Look through the data below. Show each line where the string "她是他的" occurs.

## begin Records for processing

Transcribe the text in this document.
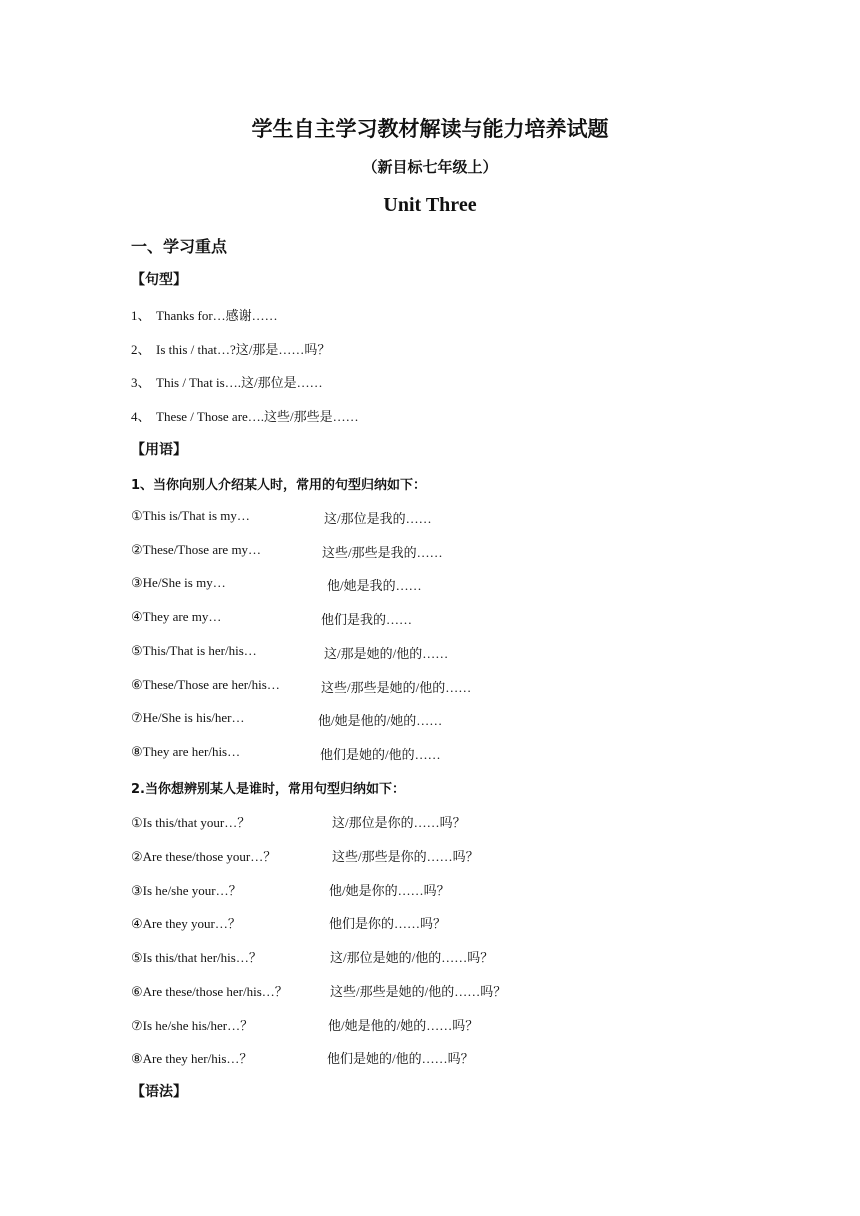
学生自主学习教材解读与能力培养试题
（新目标七年级上）
Unit Three
一、学习重点
【句型】
1、 Thanks for…感谢……
2、 Is this / that…?这/那是……吗？
3、 This / That is….这/那位是……
4、 These / Those are….这些/那些是……
【用语】
1、当你向别人介绍某人时，常用的句型归纳如下：
①This is/That is my…	这/那位是我的……
②These/Those are my…	这些/那些是我的……
③He/She is my…	他/她是我的……
④They are my…	他们是我的……
⑤This/That is her/his…	这/那是她的/他的……
⑥These/Those are her/his…	这些/那些是她的/他的……
⑦He/She is his/her…	他/她是他的/她的……
⑧They are her/his…	他们是她的/他的……
2.当你想辨别某人是谁时，常用句型归纳如下：
①Is this/that your…？	这/那位是你的……吗？
②Are these/those your…？	这些/那些是你的……吗？
③Is he/she your…？	他/她是你的……吗？
④Are they your…？	他们是你的……吗？
⑤Is this/that her/his…？	这/那位是她的/他的……吗？
⑥Are these/those her/his…？	这些/那些是她的/他的……吗？
⑦Is he/she his/her…？	他/她是他的/她的……吗？
⑧Are they her/his…？	他们是她的/他的……吗？
【语法】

## end Records for processing

● **Problem solution**:
⑦He/She is his/her…	他/她是他的/她的……
⑦Is he/she his/her…？	他/她是他的/她的……吗？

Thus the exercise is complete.